Required tasks -
1. According to the passage on cleanroom hand and garment contamination, why did the number of bacteria on unwashed hands fall after the donning process?
2. Continue the passage on bacterial contamination during cleanroom gowning from its last sentence.

━━ Reading passage ━━

In the case of handwashing with the omission of gloves and the donning of cleanroom gloves, results comply with the recommended microbiological monitoring of an operating Grade A cleanroom action limit of <1 cfu per 5 fingers/glove ¹². The number of colonies on plates used to test hands having undergone handwashing with the subsequent donning of non-sterile gloves prior to the donning process were out with these limits. With each of the variables, prior to donning, an increased number of colonies were observed on plates used to test the non-dominant hand, whilst following donning greater numbers were recorded on plates used to test the dominant hand.
Following the donning process there was a reduction in the number of bacteria on unwashed hands, suggesting the transfer during the procedure of bacteria to other locations including the garments. No bacteria were observed on plates used to test hands having undergone handwashing with the omission of gloves following this process, in compliance with regulatory limits ¹². Out with these limits, bacteria were observed on plates used to test the hands following donning wearing sterile cleanroom gloves and non-sterile gloves, with the latter in greater abundance.
4.3 Comparison of the Bacterial Contamination of Cleanroom Operators’ Garments following Donning
There was no significant difference observed between the number of contact plates displaying growth against the variable of no gloves, non–sterile gloves or sterile cleanroom gloves following either 24-hour and 48-hour incubation periods (Figure 1). However, a significant increase in the percentage of contact plates displaying growth at 48-hours, following a further 24-hour incubation period, was observed [**p<0.01].

━━━
━━ Entries provided ━━

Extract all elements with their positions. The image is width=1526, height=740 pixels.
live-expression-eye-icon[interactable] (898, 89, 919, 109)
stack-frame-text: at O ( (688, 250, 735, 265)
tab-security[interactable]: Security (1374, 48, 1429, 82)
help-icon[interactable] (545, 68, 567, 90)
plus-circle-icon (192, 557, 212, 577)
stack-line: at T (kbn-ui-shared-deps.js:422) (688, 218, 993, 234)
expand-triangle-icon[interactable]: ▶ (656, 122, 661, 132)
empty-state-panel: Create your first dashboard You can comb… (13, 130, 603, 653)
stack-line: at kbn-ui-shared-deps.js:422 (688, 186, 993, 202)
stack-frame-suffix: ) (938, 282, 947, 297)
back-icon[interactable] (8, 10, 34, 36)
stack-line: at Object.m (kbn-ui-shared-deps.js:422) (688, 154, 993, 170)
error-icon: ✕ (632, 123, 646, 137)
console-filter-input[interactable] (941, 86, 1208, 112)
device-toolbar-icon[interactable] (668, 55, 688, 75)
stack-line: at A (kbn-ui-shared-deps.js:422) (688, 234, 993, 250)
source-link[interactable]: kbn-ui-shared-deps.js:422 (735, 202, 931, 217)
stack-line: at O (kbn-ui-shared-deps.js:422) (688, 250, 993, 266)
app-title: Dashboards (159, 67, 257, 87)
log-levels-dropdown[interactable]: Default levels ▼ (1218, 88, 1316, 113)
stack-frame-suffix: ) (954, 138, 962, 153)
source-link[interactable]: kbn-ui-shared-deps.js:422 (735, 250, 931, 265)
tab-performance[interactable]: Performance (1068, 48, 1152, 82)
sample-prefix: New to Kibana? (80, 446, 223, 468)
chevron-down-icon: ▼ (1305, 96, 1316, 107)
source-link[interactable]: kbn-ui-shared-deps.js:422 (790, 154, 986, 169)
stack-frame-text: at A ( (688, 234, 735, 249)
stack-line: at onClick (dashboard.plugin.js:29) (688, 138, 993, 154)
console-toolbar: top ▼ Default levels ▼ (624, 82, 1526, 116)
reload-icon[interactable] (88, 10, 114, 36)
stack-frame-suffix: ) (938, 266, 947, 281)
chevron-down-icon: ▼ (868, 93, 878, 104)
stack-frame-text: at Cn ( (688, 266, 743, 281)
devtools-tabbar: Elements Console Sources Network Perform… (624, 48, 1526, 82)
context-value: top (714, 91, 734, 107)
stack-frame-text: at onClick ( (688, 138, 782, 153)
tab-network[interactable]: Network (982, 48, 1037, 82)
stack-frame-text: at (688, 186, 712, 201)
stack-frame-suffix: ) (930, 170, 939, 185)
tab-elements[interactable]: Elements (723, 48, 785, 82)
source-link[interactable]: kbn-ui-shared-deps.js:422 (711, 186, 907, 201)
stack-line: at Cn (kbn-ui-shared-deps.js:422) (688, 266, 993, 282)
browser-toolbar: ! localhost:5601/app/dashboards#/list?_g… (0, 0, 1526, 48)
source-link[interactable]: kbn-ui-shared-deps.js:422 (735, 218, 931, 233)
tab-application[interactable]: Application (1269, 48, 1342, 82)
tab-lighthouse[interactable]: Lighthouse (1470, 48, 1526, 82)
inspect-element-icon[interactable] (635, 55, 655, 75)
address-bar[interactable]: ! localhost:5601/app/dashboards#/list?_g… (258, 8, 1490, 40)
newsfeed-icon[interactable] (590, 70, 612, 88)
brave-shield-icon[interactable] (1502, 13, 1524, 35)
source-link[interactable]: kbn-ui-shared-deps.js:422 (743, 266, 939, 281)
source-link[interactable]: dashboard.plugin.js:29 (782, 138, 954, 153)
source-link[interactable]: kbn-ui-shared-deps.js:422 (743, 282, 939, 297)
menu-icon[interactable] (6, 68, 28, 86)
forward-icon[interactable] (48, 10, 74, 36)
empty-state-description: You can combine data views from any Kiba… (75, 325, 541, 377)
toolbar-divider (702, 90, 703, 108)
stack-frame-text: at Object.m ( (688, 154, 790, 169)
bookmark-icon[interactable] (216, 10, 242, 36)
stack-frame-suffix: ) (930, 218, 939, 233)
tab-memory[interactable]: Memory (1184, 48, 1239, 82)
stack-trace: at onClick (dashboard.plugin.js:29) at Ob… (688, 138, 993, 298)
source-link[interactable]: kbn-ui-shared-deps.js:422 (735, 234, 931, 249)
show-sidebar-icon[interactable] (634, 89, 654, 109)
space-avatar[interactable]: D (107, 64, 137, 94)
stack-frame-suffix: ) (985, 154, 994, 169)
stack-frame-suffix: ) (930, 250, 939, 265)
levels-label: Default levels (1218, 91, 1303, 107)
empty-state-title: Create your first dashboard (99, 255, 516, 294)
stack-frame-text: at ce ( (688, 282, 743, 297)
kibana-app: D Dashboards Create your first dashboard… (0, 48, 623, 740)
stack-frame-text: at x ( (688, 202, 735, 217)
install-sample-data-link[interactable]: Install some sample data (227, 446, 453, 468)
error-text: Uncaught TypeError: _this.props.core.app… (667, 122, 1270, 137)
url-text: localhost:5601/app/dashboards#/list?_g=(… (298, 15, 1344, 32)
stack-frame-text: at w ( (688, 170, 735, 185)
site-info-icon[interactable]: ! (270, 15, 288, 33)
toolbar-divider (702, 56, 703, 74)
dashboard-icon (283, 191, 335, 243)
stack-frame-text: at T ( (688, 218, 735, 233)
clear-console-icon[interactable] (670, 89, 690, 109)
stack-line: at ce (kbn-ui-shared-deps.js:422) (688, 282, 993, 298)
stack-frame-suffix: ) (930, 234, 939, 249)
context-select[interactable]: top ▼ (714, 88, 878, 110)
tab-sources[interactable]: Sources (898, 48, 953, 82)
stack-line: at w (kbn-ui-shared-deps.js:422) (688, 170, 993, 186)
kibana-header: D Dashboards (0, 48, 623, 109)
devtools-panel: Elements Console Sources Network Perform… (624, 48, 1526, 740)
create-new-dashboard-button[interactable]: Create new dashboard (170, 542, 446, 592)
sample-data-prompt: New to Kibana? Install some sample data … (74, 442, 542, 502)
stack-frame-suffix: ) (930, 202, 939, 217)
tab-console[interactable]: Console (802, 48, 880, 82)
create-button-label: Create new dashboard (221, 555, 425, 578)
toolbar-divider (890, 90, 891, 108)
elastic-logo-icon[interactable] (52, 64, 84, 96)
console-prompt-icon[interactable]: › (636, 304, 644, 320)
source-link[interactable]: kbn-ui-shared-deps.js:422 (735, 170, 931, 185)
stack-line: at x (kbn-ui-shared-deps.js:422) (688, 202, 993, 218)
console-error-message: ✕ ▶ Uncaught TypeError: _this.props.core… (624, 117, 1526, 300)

━━━

Task-by-task outputs -
1. The drop suggests that, during donning, bacteria were transferred from the hands to other locations, including the garments.

2.
Figure 1: Comparison of the total percentage of contact plates displaying growth used to test the surface of garments donned by operators dressing wearing no gloves, non-sterile gloves or sterile cleanroom gloves following 24-hour and 48-hour incubation periods [**p<0.01].
A comparison of the levels of growth observed on contact plates used to test the surface of the garments was also investigated following both incubation periods (Figure 2). No significant difference was observed between the percentage of plates displaying low (1-9 cfu/plate), moderate (10-20 cfu/plate) or high-levels of growth (>20 cfu/plate) and the variable no gloves, non-sterile gloves or sterile cleanroom gloves, following either 24-hour and 48-hour incubation periods [p>0.05].
Figure 2: Comparison of the total percentage of contact plates displaying either 0 (no growth), 1-9 (low), 10-20 (moderate) or >20 (high-level of growth) cfu/plate used to test the surface of cleanroom garments donned by operators dressing wearing no gloves, non-sterile gloves or sterile cleanroom gloves following a. 24-hour and b. 48-hour incubation periods.
The increase in the percentage of plates displaying growth following an additional 24-hour incubation period (Figures 1 and 2; **p<0.01) suggests use of a 24-hour incubation period at 37⁰c, as historically recommended ³¹, may underestimate contamination levels on the surface of garments. For the remainder of this study only plates incubated for 48 hours were analysed. It is important to note that cleanroom environmental monitoring incubation periods temperatures, and isolation media selected may differ from this approach. However, maximum recovery efficiency was not the overall aim of this study, but rather to recover, enumerate and compare the levels of contamination on the surface of the garments following donning with respect to the variable with and without gloves, as was achieved.
4.4 Comparison of Bacterial Contamination of Cleanroom Garments at Specific Sites following Donning
The bacterial contamination of specific garment sites with respect to glove use (and type) was also investigated (Figure 3).
Figure 3: Comparison of the total percentage of contact plates displaying growth at each site: 1. chest, 2. umbilicus, 3. posterior cervicis, 4. lumbus, 5. left carpus, 6. right carpus and 7. oral cavity, used to test the surface of garments donned by operators dressing wearing either no gloves (upper value), non-sterile gloves (mid value) or sterile cleanroom gloves (lower value).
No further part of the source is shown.